Please set down all the lines beneath this one exactly, without the pictures.

[BEGIN PROVIDED ENTRIES]

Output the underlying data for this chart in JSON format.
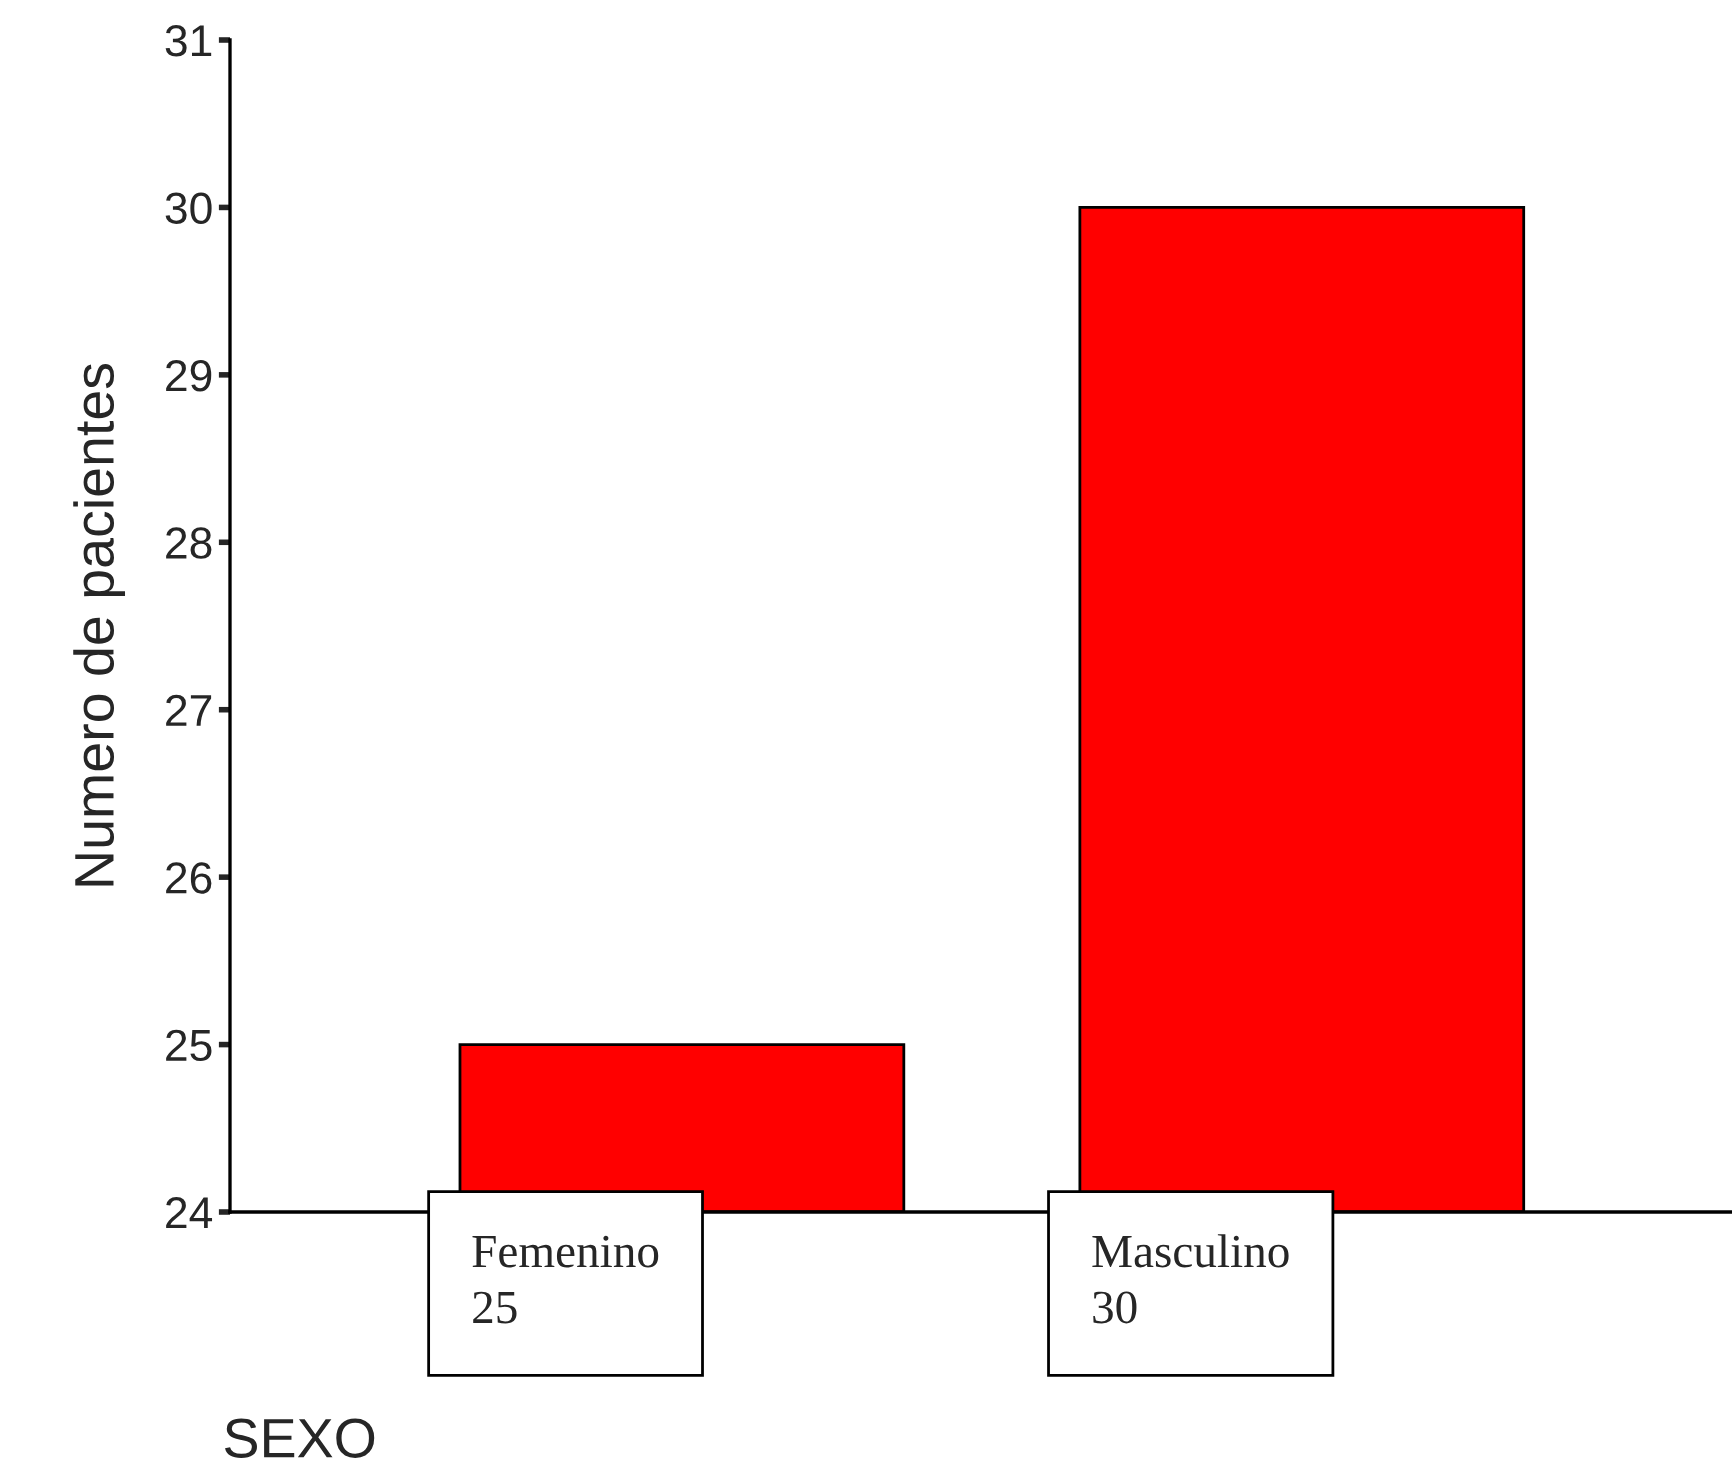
{
  "chart_data": {
    "type": "bar",
    "xlabel": "SEXO",
    "ylabel": "Numero de pacientes",
    "categories": [
      "Femenino",
      "Masculino"
    ],
    "values": [
      25,
      30
    ],
    "color": "#ff0000",
    "ylim": [
      24,
      31
    ],
    "yticks": [
      24,
      25,
      26,
      27,
      28,
      29,
      30,
      31
    ],
    "data_labels": true,
    "grid": false,
    "legend": false
  }
}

[END PROVIDED ENTRIES]

§ **ANSWER TO THIS EXERCISE**:
Output the underlying data for this chart in JSON format.
{
  "chart_data": {
    "type": "bar",
    "xlabel": "SEXO",
    "ylabel": "Numero de pacientes",
    "categories": [
      "Femenino",
      "Masculino"
    ],
    "values": [
      25,
      30
    ],
    "color": "#ff0000",
    "ylim": [
      24,
      31
    ],
    "yticks": [
      24,
      25,
      26,
      27,
      28,
      29,
      30,
      31
    ],
    "data_labels": true,
    "grid": false,
    "legend": false
  }
}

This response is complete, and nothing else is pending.